=== GIVEN INSTRUCTION ===
Every line of the material is to be repeated exactly as it stands.

=== SUPPLIED ENTRIES ===
┄┄┄┄┄┄┄┄┄┄
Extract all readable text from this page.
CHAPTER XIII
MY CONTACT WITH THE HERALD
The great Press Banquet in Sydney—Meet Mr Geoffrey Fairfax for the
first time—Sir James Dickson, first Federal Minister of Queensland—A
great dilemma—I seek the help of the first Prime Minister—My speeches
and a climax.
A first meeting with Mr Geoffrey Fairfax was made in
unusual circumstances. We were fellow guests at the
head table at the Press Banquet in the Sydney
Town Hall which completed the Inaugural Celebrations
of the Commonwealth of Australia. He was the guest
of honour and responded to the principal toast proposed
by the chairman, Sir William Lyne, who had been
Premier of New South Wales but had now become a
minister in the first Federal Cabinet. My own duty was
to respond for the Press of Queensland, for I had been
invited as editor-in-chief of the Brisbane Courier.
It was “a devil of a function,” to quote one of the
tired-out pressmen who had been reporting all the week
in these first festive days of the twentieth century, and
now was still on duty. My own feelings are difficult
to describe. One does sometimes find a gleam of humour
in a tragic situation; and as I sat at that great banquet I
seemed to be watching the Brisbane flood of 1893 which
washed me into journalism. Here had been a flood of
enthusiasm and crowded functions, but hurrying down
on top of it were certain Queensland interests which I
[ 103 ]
┄┄┄┄┄┄┄┄┄┄
=== FINAL RESULT ===
Extract all readable text from this page.
CHAPTER XIII
MY CONTACT WITH THE HERALD
The great Press Banquet in Sydney—Meet Mr Geoffrey Fairfax for the
first time—Sir James Dickson, first Federal Minister of Queensland—A
great dilemma—I seek the help of the first Prime Minister—My speeches
and a climax.
A first meeting with Mr Geoffrey Fairfax was made in
unusual circumstances. We were fellow guests at the
head table at the Press Banquet in the Sydney
Town Hall which completed the Inaugural Celebrations
of the Commonwealth of Australia. He was the guest
of honour and responded to the principal toast proposed
by the chairman, Sir William Lyne, who had been
Premier of New South Wales but had now become a
minister in the first Federal Cabinet. My own duty was
to respond for the Press of Queensland, for I had been
invited as editor-in-chief of the Brisbane Courier.
It was “a devil of a function,” to quote one of the
tired-out pressmen who had been reporting all the week
in these first festive days of the twentieth century, and
now was still on duty. My own feelings are difficult
to describe. One does sometimes find a gleam of humour
in a tragic situation; and as I sat at that great banquet I
seemed to be watching the Brisbane flood of 1893 which
washed me into journalism. Here had been a flood of
enthusiasm and crowded functions, but hurrying down
on top of it were certain Queensland interests which I
[ 103 ]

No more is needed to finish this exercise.